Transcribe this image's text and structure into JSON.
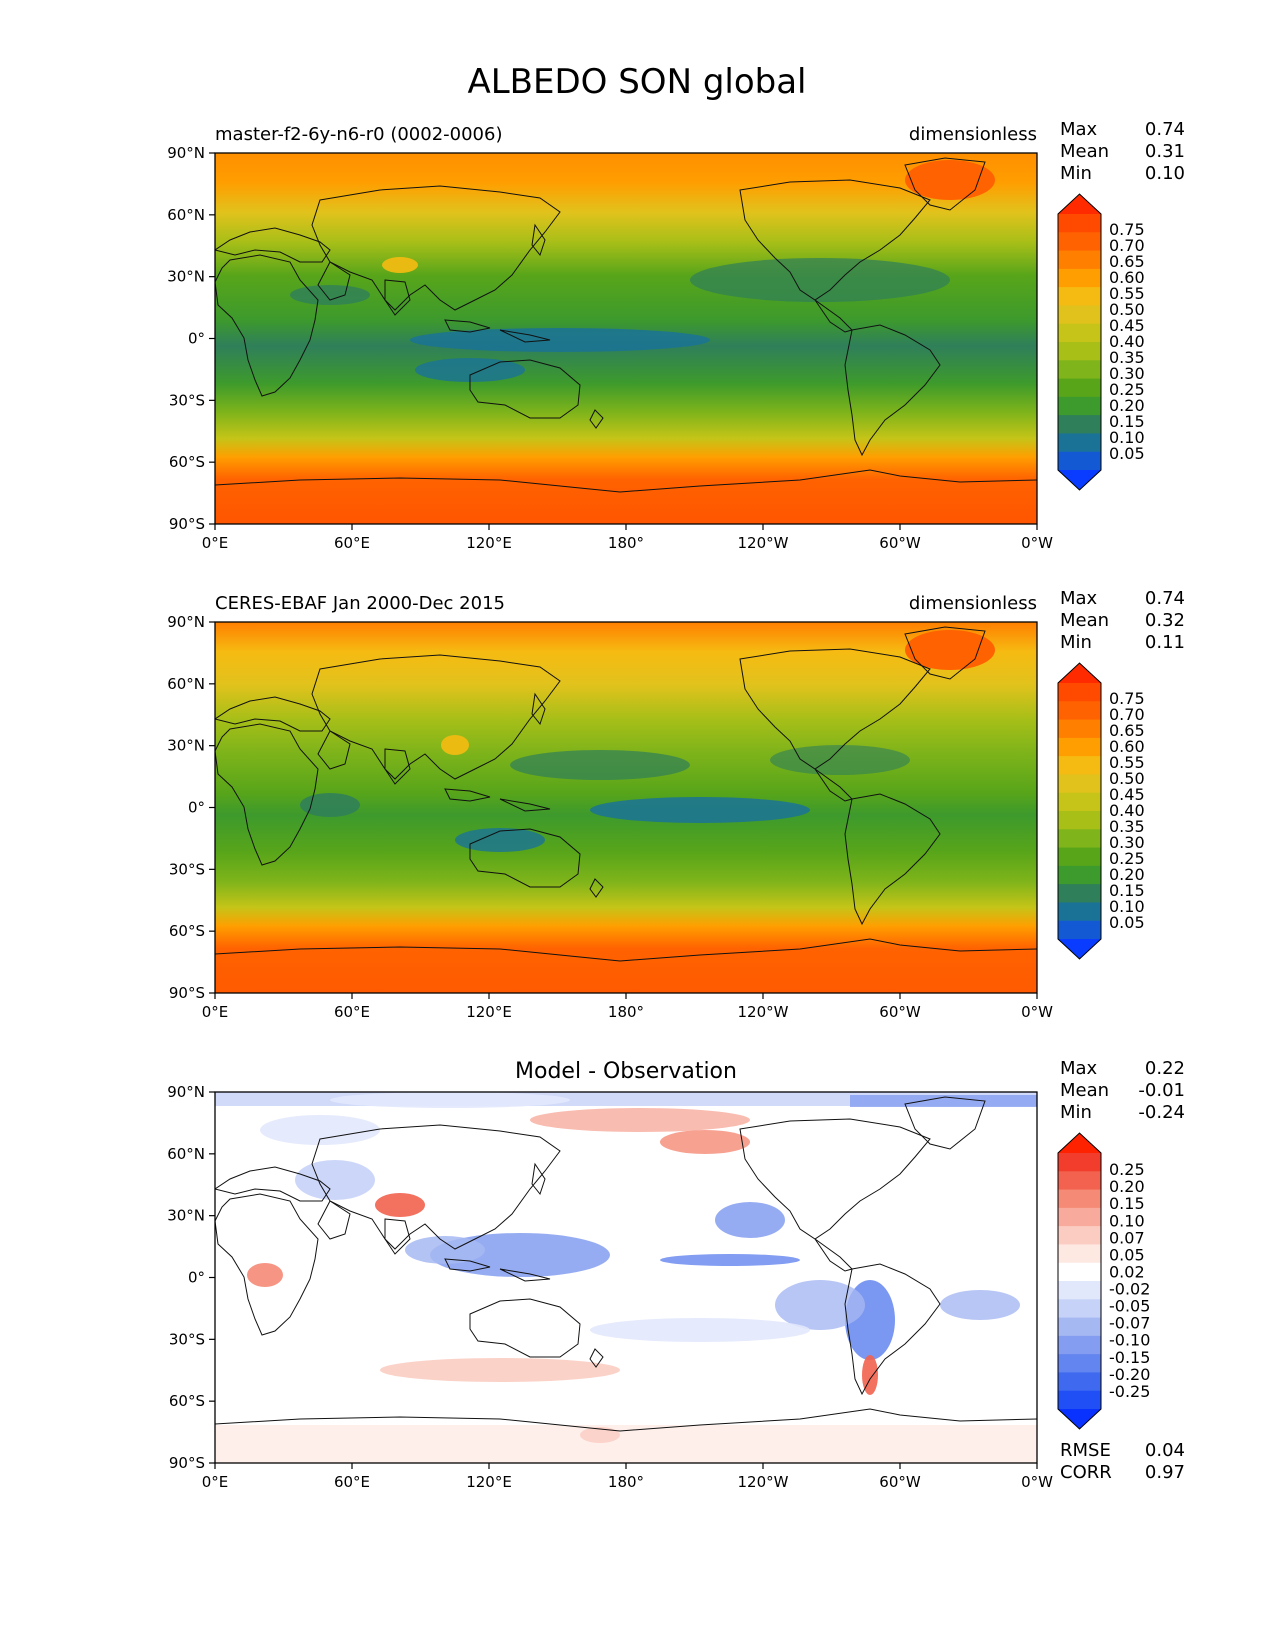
{
  "figure": {
    "title": "ALBEDO SON global"
  },
  "axes": {
    "lat_ticks": [
      "90°N",
      "60°N",
      "30°N",
      "0°",
      "30°S",
      "60°S",
      "90°S"
    ],
    "lon_ticks": [
      "0°E",
      "60°E",
      "120°E",
      "180°",
      "120°W",
      "60°W",
      "0°W"
    ]
  },
  "panels": [
    {
      "id": "model",
      "title_left": "master-f2-6y-n6-r0 (0002-0006)",
      "title_center": "",
      "units": "dimensionless",
      "stats": [
        {
          "label": "Max",
          "value": "0.74"
        },
        {
          "label": "Mean",
          "value": "0.31"
        },
        {
          "label": "Min",
          "value": "0.10"
        }
      ]
    },
    {
      "id": "obs",
      "title_left": "CERES-EBAF Jan 2000-Dec 2015",
      "title_center": "",
      "units": "dimensionless",
      "stats": [
        {
          "label": "Max",
          "value": "0.74"
        },
        {
          "label": "Mean",
          "value": "0.32"
        },
        {
          "label": "Min",
          "value": "0.11"
        }
      ]
    },
    {
      "id": "diff",
      "title_left": "",
      "title_center": "Model - Observation",
      "units": "",
      "stats": [
        {
          "label": "Max",
          "value": "0.22"
        },
        {
          "label": "Mean",
          "value": "-0.01"
        },
        {
          "label": "Min",
          "value": "-0.24"
        }
      ],
      "footer_stats": [
        {
          "label": "RMSE",
          "value": "0.04"
        },
        {
          "label": "CORR",
          "value": "0.97"
        }
      ]
    }
  ],
  "colorbars": {
    "albedo": {
      "labels": [
        "0.75",
        "0.70",
        "0.65",
        "0.60",
        "0.55",
        "0.50",
        "0.45",
        "0.40",
        "0.35",
        "0.30",
        "0.25",
        "0.20",
        "0.15",
        "0.10",
        "0.05"
      ],
      "colors": [
        "#ff2a00",
        "#ff4a00",
        "#ff6200",
        "#ff7f00",
        "#ff9e00",
        "#f6bb12",
        "#e1c21c",
        "#c6c418",
        "#a8bf18",
        "#7fb41a",
        "#58a51a",
        "#3d9a2c",
        "#2f7f5a",
        "#1a7397",
        "#1259d3",
        "#0a3cff"
      ]
    },
    "diff": {
      "labels": [
        "0.25",
        "0.20",
        "0.15",
        "0.10",
        "0.07",
        "0.05",
        "0.02",
        "-0.02",
        "-0.05",
        "-0.07",
        "-0.10",
        "-0.15",
        "-0.20",
        "-0.25"
      ],
      "colors": [
        "#ff2200",
        "#f23c2c",
        "#f2624e",
        "#f58a76",
        "#f8ab9c",
        "#fbcdc2",
        "#fde8e2",
        "#ffffff",
        "#e2e8fc",
        "#c6d2f8",
        "#a6b8f2",
        "#849df0",
        "#6385ef",
        "#3f6af0",
        "#2050f5",
        "#0a32ff"
      ]
    }
  },
  "map_field": {
    "albedo_zonal_mean": [
      {
        "lat": 90,
        "value": 0.62
      },
      {
        "lat": 75,
        "value": 0.52
      },
      {
        "lat": 60,
        "value": 0.45
      },
      {
        "lat": 45,
        "value": 0.36
      },
      {
        "lat": 30,
        "value": 0.24
      },
      {
        "lat": 15,
        "value": 0.22
      },
      {
        "lat": 0,
        "value": 0.2
      },
      {
        "lat": -15,
        "value": 0.22
      },
      {
        "lat": -30,
        "value": 0.26
      },
      {
        "lat": -45,
        "value": 0.38
      },
      {
        "lat": -60,
        "value": 0.52
      },
      {
        "lat": -75,
        "value": 0.66
      },
      {
        "lat": -90,
        "value": 0.7
      }
    ]
  }
}
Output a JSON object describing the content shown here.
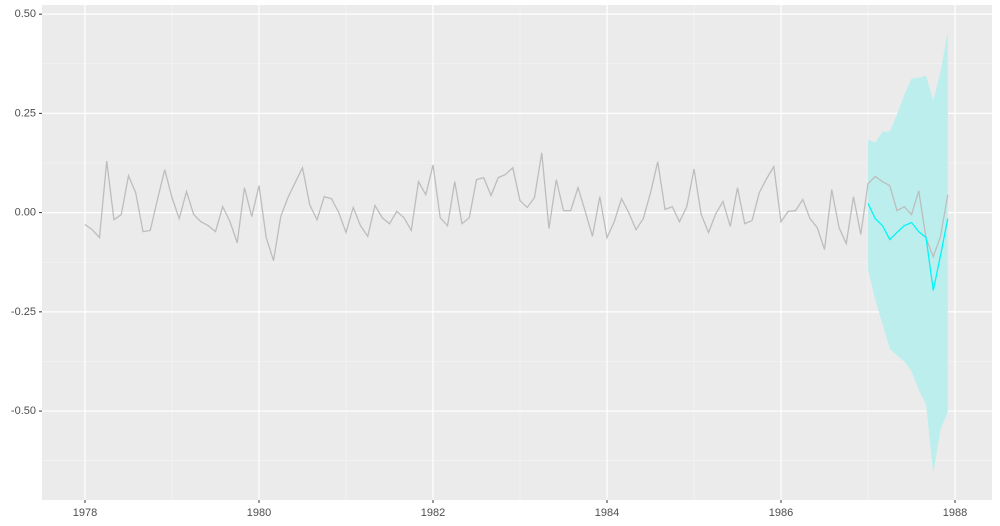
{
  "chart_data": {
    "type": "line",
    "xlim": [
      1977.506,
      1988.425
    ],
    "ylim": [
      -0.724,
      0.523
    ],
    "xticks": [
      1978,
      1980,
      1982,
      1984,
      1986,
      1988
    ],
    "yticks": [
      {
        "value": 0.5,
        "label": "0.50"
      },
      {
        "value": 0.25,
        "label": "0.25"
      },
      {
        "value": 0,
        "label": "0.00"
      },
      {
        "value": -0.25,
        "label": "-0.25"
      },
      {
        "value": -0.5,
        "label": "-0.50"
      }
    ],
    "grid": true,
    "series": [
      {
        "color": "#bdbdbd",
        "x": [
          1978,
          1978.083,
          1978.167,
          1978.25,
          1978.333,
          1978.417,
          1978.5,
          1978.583,
          1978.667,
          1978.75,
          1978.833,
          1978.917,
          1979,
          1979.083,
          1979.167,
          1979.25,
          1979.333,
          1979.417,
          1979.5,
          1979.583,
          1979.667,
          1979.75,
          1979.833,
          1979.917,
          1980,
          1980.083,
          1980.167,
          1980.25,
          1980.333,
          1980.417,
          1980.5,
          1980.583,
          1980.667,
          1980.75,
          1980.833,
          1980.917,
          1981,
          1981.083,
          1981.167,
          1981.25,
          1981.333,
          1981.417,
          1981.5,
          1981.583,
          1981.667,
          1981.75,
          1981.833,
          1981.917,
          1982,
          1982.083,
          1982.167,
          1982.25,
          1982.333,
          1982.417,
          1982.5,
          1982.583,
          1982.667,
          1982.75,
          1982.833,
          1982.917,
          1983,
          1983.083,
          1983.167,
          1983.25,
          1983.333,
          1983.417,
          1983.5,
          1983.583,
          1983.667,
          1983.75,
          1983.833,
          1983.917,
          1984,
          1984.083,
          1984.167,
          1984.25,
          1984.333,
          1984.417,
          1984.5,
          1984.583,
          1984.667,
          1984.75,
          1984.833,
          1984.917,
          1985,
          1985.083,
          1985.167,
          1985.25,
          1985.333,
          1985.417,
          1985.5,
          1985.583,
          1985.667,
          1985.75,
          1985.833,
          1985.917,
          1986,
          1986.083,
          1986.167,
          1986.25,
          1986.333,
          1986.417,
          1986.5,
          1986.583,
          1986.667,
          1986.75,
          1986.833,
          1986.917,
          1987,
          1987.083,
          1987.167,
          1987.25,
          1987.333,
          1987.417,
          1987.5,
          1987.583,
          1987.667,
          1987.75,
          1987.833,
          1987.917
        ],
        "values": [
          -0.03,
          -0.043,
          -0.063,
          0.13,
          -0.018,
          -0.005,
          0.093,
          0.05,
          -0.048,
          -0.045,
          0.033,
          0.108,
          0.038,
          -0.015,
          0.053,
          -0.005,
          -0.023,
          -0.033,
          -0.048,
          0.015,
          -0.023,
          -0.076,
          0.063,
          -0.01,
          0.068,
          -0.063,
          -0.121,
          -0.01,
          0.038,
          0.076,
          0.113,
          0.02,
          -0.018,
          0.04,
          0.035,
          0,
          -0.05,
          0.013,
          -0.033,
          -0.06,
          0.018,
          -0.013,
          -0.028,
          0.003,
          -0.013,
          -0.045,
          0.078,
          0.045,
          0.12,
          -0.013,
          -0.033,
          0.078,
          -0.028,
          -0.013,
          0.083,
          0.088,
          0.043,
          0.088,
          0.096,
          0.113,
          0.03,
          0.013,
          0.038,
          0.151,
          -0.04,
          0.083,
          0.005,
          0.005,
          0.063,
          0.003,
          -0.06,
          0.04,
          -0.063,
          -0.023,
          0.035,
          0,
          -0.043,
          -0.015,
          0.05,
          0.128,
          0.008,
          0.015,
          -0.023,
          0.015,
          0.11,
          -0.005,
          -0.05,
          -0.003,
          0.028,
          -0.035,
          0.063,
          -0.028,
          -0.02,
          0.05,
          0.085,
          0.116,
          -0.023,
          0.003,
          0.005,
          0.033,
          -0.015,
          -0.038,
          -0.093,
          0.058,
          -0.038,
          -0.078,
          0.04,
          -0.055,
          0.073,
          0.091,
          0.078,
          0.068,
          0.005,
          0.015,
          -0.005,
          0.055,
          -0.065,
          -0.111,
          -0.06,
          0.045
        ]
      },
      {
        "color": "#00f5f5",
        "fill": "#bdeeee",
        "x": [
          1987,
          1987.083,
          1987.167,
          1987.25,
          1987.333,
          1987.417,
          1987.5,
          1987.583,
          1987.667,
          1987.75,
          1987.833,
          1987.917
        ],
        "values": [
          0.023,
          -0.015,
          -0.033,
          -0.068,
          -0.05,
          -0.033,
          -0.025,
          -0.048,
          -0.063,
          -0.196,
          -0.108,
          -0.015
        ],
        "upper": [
          0.184,
          0.176,
          0.204,
          0.204,
          0.247,
          0.297,
          0.338,
          0.34,
          0.345,
          0.282,
          0.355,
          0.456
        ],
        "lower": [
          -0.144,
          -0.219,
          -0.282,
          -0.343,
          -0.36,
          -0.375,
          -0.4,
          -0.446,
          -0.484,
          -0.657,
          -0.547,
          -0.501
        ]
      }
    ]
  }
}
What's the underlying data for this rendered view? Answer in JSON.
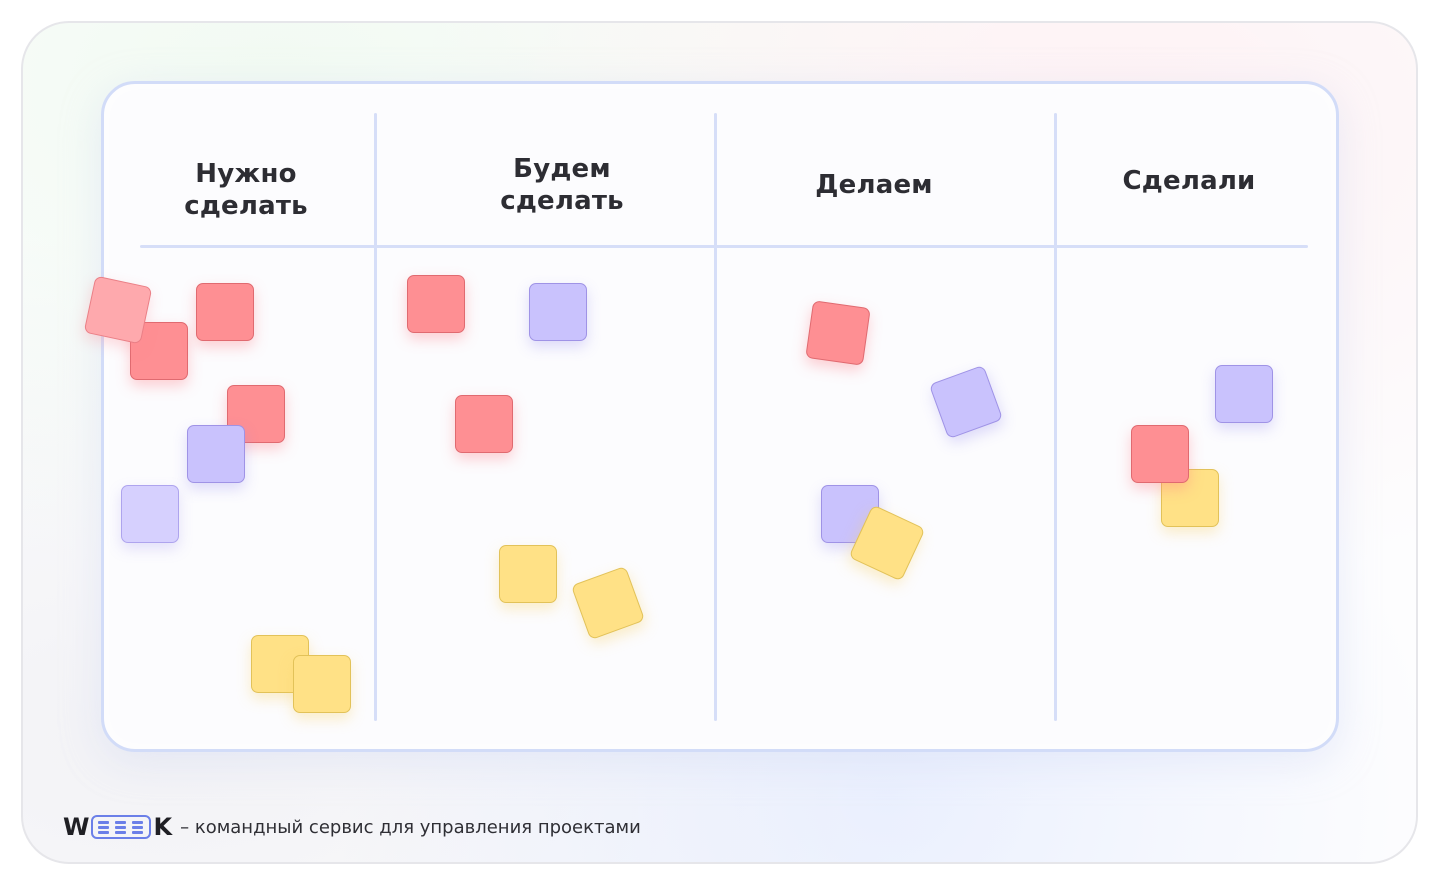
{
  "board": {
    "columns": [
      {
        "id": "todo",
        "title": "Нужно\nсделать"
      },
      {
        "id": "will-do",
        "title": "Будем\nсделать"
      },
      {
        "id": "doing",
        "title": "Делаем"
      },
      {
        "id": "done",
        "title": "Сделали"
      }
    ]
  },
  "colors": {
    "red": "#fe8f93",
    "purple": "#c9c2fd",
    "yellow": "#ffe186",
    "accent": "#6b7fe8"
  },
  "footer": {
    "logo_left": "W",
    "logo_right": "K",
    "tagline": "– командный сервис для управления проектами"
  }
}
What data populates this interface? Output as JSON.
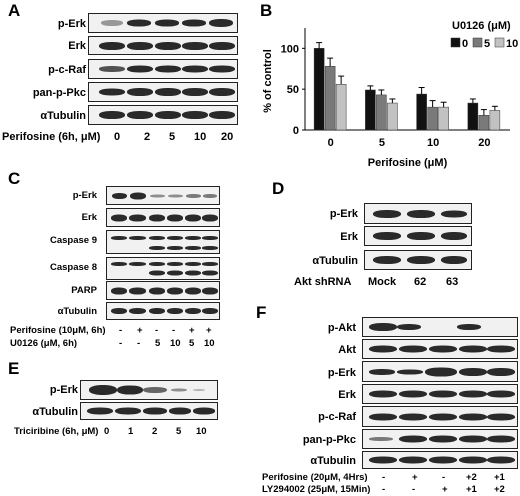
{
  "panels": {
    "A": {
      "letter": "A",
      "rows": [
        "p-Erk",
        "Erk",
        "p-c-Raf",
        "pan-p-Pkc",
        "αTubulin"
      ],
      "treatment_label": "Perifosine (6h, μM)",
      "lanes": [
        "0",
        "2",
        "5",
        "10",
        "20"
      ]
    },
    "B": {
      "letter": "B",
      "legend_title": "U0126 (μM)",
      "legend": [
        "0",
        "5",
        "10"
      ],
      "ylabel": "% of control",
      "xlabel": "Perifosine (μM)",
      "yticks": [
        "0",
        "50",
        "100"
      ]
    },
    "C": {
      "letter": "C",
      "rows": [
        "p-Erk",
        "Erk",
        "Caspase 9",
        "Caspase 8",
        "PARP",
        "αTubulin"
      ],
      "treatment_rows": [
        {
          "label": "Perifosine (10μM, 6h)",
          "values": [
            "-",
            "+",
            "-",
            "-",
            "+",
            "+"
          ]
        },
        {
          "label": "U0126 (μM, 6h)",
          "values": [
            "-",
            "-",
            "5",
            "10",
            "5",
            "10"
          ]
        }
      ]
    },
    "D": {
      "letter": "D",
      "rows": [
        "p-Erk",
        "Erk",
        "αTubulin"
      ],
      "treatment_label": "Akt shRNA",
      "lanes": [
        "Mock",
        "62",
        "63"
      ]
    },
    "E": {
      "letter": "E",
      "rows": [
        "p-Erk",
        "αTubulin"
      ],
      "treatment_label": "Triciribine (6h, μM)",
      "lanes": [
        "0",
        "1",
        "2",
        "5",
        "10"
      ]
    },
    "F": {
      "letter": "F",
      "rows": [
        "p-Akt",
        "Akt",
        "p-Erk",
        "Erk",
        "p-c-Raf",
        "pan-p-Pkc",
        "αTubulin"
      ],
      "treatment_rows": [
        {
          "label": "Perifosine (20μM, 4Hrs)",
          "values": [
            "-",
            "+",
            "-",
            "+2",
            "+1"
          ]
        },
        {
          "label": "LY294002 (25μM, 15Min)",
          "values": [
            "-",
            "-",
            "+",
            "+1",
            "+2"
          ]
        }
      ]
    }
  },
  "chart_data": {
    "type": "bar",
    "title": "",
    "xlabel": "Perifosine (μM)",
    "ylabel": "% of control",
    "categories": [
      "0",
      "5",
      "10",
      "20"
    ],
    "ylim": [
      0,
      120
    ],
    "grid": false,
    "legend_position": "top-right",
    "legend_title": "U0126 (μM)",
    "series": [
      {
        "name": "0",
        "color": "#111111",
        "values": [
          100,
          49,
          44,
          33
        ],
        "errors": [
          7,
          5,
          8,
          5
        ]
      },
      {
        "name": "5",
        "color": "#7a7a7a",
        "values": [
          78,
          43,
          28,
          18
        ],
        "errors": [
          10,
          6,
          8,
          7
        ]
      },
      {
        "name": "10",
        "color": "#c2c2c2",
        "values": [
          56,
          33,
          28,
          24
        ],
        "errors": [
          10,
          5,
          6,
          5
        ]
      }
    ]
  }
}
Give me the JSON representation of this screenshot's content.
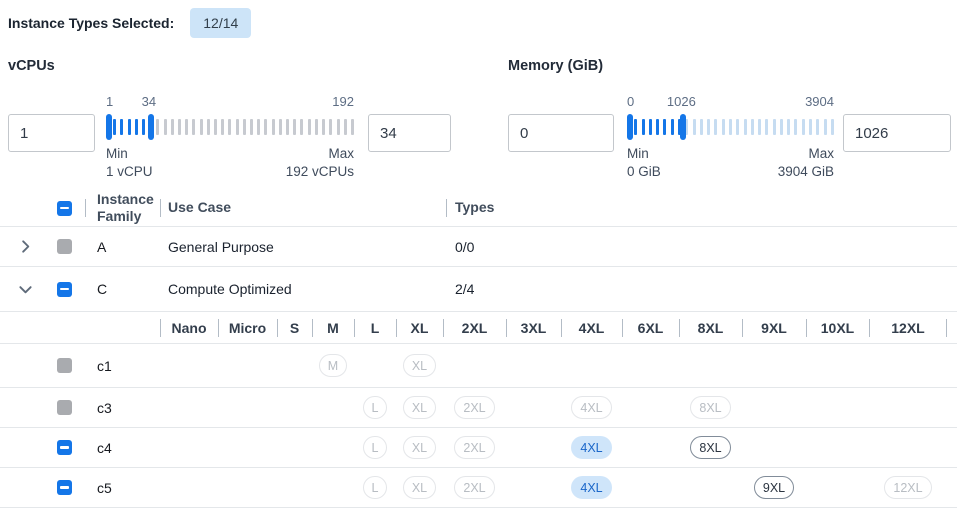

____

To do:
Look through the entries and return every line where "control" appears.

Problem solution:
      "ylabel": "% of control",
    "ylabel": "% of control",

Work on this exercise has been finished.